Every entry needs to be reproduced exactly.

[Part of a data file]
------------------------

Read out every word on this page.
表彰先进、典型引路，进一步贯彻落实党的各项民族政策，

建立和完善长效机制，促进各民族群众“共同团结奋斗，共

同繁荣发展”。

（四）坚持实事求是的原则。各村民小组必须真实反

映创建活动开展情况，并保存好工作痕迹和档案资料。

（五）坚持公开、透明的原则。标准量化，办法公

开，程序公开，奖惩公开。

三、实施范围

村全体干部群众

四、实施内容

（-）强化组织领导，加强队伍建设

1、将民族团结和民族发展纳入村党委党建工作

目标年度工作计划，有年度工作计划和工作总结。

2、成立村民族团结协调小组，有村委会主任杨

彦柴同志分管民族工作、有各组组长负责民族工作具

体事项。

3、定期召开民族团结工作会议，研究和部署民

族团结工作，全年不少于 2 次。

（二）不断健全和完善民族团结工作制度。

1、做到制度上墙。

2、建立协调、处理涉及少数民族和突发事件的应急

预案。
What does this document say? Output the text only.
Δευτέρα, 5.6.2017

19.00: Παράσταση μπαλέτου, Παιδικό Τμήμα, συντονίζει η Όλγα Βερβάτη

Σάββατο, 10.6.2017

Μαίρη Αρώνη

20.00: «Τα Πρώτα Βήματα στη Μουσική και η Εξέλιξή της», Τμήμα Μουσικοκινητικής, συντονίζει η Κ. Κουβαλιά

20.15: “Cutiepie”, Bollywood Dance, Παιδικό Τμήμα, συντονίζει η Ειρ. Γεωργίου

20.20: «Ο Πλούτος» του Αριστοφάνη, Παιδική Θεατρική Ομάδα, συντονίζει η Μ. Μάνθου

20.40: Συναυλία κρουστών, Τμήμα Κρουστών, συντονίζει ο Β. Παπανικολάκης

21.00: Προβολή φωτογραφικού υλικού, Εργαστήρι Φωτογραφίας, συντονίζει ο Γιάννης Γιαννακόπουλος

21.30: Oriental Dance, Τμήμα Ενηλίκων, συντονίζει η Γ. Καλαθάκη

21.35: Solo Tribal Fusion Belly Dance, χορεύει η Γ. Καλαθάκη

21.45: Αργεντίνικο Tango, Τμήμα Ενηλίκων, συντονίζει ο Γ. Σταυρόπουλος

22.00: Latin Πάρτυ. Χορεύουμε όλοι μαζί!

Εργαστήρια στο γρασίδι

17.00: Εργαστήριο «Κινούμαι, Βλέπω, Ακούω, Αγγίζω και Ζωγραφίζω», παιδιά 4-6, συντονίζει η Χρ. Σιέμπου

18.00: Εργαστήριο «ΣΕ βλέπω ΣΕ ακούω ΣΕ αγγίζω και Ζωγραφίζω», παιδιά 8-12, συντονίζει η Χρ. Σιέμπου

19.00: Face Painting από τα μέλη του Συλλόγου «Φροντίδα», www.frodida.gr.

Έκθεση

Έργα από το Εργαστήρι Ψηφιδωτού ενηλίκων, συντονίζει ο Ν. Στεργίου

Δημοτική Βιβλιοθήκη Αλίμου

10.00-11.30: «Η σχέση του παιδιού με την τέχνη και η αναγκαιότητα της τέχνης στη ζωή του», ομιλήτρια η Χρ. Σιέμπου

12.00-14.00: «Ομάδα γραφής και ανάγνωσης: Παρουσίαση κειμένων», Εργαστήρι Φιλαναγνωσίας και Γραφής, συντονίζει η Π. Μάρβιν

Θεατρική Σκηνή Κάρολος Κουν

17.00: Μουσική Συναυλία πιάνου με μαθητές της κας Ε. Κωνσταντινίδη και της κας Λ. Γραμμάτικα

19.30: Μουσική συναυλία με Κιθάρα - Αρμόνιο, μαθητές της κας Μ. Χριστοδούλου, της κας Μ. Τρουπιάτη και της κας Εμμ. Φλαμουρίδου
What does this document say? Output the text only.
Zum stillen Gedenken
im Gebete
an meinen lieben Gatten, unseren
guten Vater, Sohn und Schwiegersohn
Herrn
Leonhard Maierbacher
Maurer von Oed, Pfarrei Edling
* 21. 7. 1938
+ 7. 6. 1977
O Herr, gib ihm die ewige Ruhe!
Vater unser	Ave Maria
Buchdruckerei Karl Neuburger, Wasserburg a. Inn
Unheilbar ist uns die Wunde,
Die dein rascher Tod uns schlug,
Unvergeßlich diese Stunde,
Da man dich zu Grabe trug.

------------------------

§ **THE OUTPUT**
Read out every word on this page.
表彰先进、典型引路，进一步贯彻落实党的各项民族政策，

建立和完善长效机制，促进各民族群众“共同团结奋斗，共

同繁荣发展”。

（四）坚持实事求是的原则。各村民小组必须真实反

映创建活动开展情况，并保存好工作痕迹和档案资料。

（五）坚持公开、透明的原则。标准量化，办法公

开，程序公开，奖惩公开。

三、实施范围

村全体干部群众

四、实施内容

（-）强化组织领导，加强队伍建设

1、将民族团结和民族发展纳入村党委党建工作

目标年度工作计划，有年度工作计划和工作总结。

2、成立村民族团结协调小组，有村委会主任杨

彦柴同志分管民族工作、有各组组长负责民族工作具

体事项。

3、定期召开民族团结工作会议，研究和部署民

族团结工作，全年不少于 2 次。

（二）不断健全和完善民族团结工作制度。

1、做到制度上墙。

2、建立协调、处理涉及少数民族和突发事件的应急

预案。
What does this document say? Output the text only.
Δευτέρα, 5.6.2017

19.00: Παράσταση μπαλέτου, Παιδικό Τμήμα, συντονίζει η Όλγα Βερβάτη

Σάββατο, 10.6.2017

Μαίρη Αρώνη

20.00: «Τα Πρώτα Βήματα στη Μουσική και η Εξέλιξή της», Τμήμα Μουσικοκινητικής, συντονίζει η Κ. Κουβαλιά

20.15: “Cutiepie”, Bollywood Dance, Παιδικό Τμήμα, συντονίζει η Ειρ. Γεωργίου

20.20: «Ο Πλούτος» του Αριστοφάνη, Παιδική Θεατρική Ομάδα, συντονίζει η Μ. Μάνθου

20.40: Συναυλία κρουστών, Τμήμα Κρουστών, συντονίζει ο Β. Παπανικολάκης

21.00: Προβολή φωτογραφικού υλικού, Εργαστήρι Φωτογραφίας, συντονίζει ο Γιάννης Γιαννακόπουλος

21.30: Oriental Dance, Τμήμα Ενηλίκων, συντονίζει η Γ. Καλαθάκη

21.35: Solo Tribal Fusion Belly Dance, χορεύει η Γ. Καλαθάκη

21.45: Αργεντίνικο Tango, Τμήμα Ενηλίκων, συντονίζει ο Γ. Σταυρόπουλος

22.00: Latin Πάρτυ. Χορεύουμε όλοι μαζί!

Εργαστήρια στο γρασίδι

17.00: Εργαστήριο «Κινούμαι, Βλέπω, Ακούω, Αγγίζω και Ζωγραφίζω», παιδιά 4-6, συντονίζει η Χρ. Σιέμπου

18.00: Εργαστήριο «ΣΕ βλέπω ΣΕ ακούω ΣΕ αγγίζω και Ζωγραφίζω», παιδιά 8-12, συντονίζει η Χρ. Σιέμπου

19.00: Face Painting από τα μέλη του Συλλόγου «Φροντίδα», www.frodida.gr.

Έκθεση

Έργα από το Εργαστήρι Ψηφιδωτού ενηλίκων, συντονίζει ο Ν. Στεργίου

Δημοτική Βιβλιοθήκη Αλίμου

10.00-11.30: «Η σχέση του παιδιού με την τέχνη και η αναγκαιότητα της τέχνης στη ζωή του», ομιλήτρια η Χρ. Σιέμπου

12.00-14.00: «Ομάδα γραφής και ανάγνωσης: Παρουσίαση κειμένων», Εργαστήρι Φιλαναγνωσίας και Γραφής, συντονίζει η Π. Μάρβιν

Θεατρική Σκηνή Κάρολος Κουν

17.00: Μουσική Συναυλία πιάνου με μαθητές της κας Ε. Κωνσταντινίδη και της κας Λ. Γραμμάτικα

19.30: Μουσική συναυλία με Κιθάρα - Αρμόνιο, μαθητές της κας Μ. Χριστοδούλου, της κας Μ. Τρουπιάτη και της κας Εμμ. Φλαμουρίδου
What does this document say? Output the text only.
Zum stillen Gedenken
im Gebete
an meinen lieben Gatten, unseren
guten Vater, Sohn und Schwiegersohn
Herrn
Leonhard Maierbacher
Maurer von Oed, Pfarrei Edling
* 21. 7. 1938
+ 7. 6. 1977
O Herr, gib ihm die ewige Ruhe!
Vater unser	Ave Maria
Buchdruckerei Karl Neuburger, Wasserburg a. Inn
Unheilbar ist uns die Wunde,
Die dein rascher Tod uns schlug,
Unvergeßlich diese Stunde,
Da man dich zu Grabe trug.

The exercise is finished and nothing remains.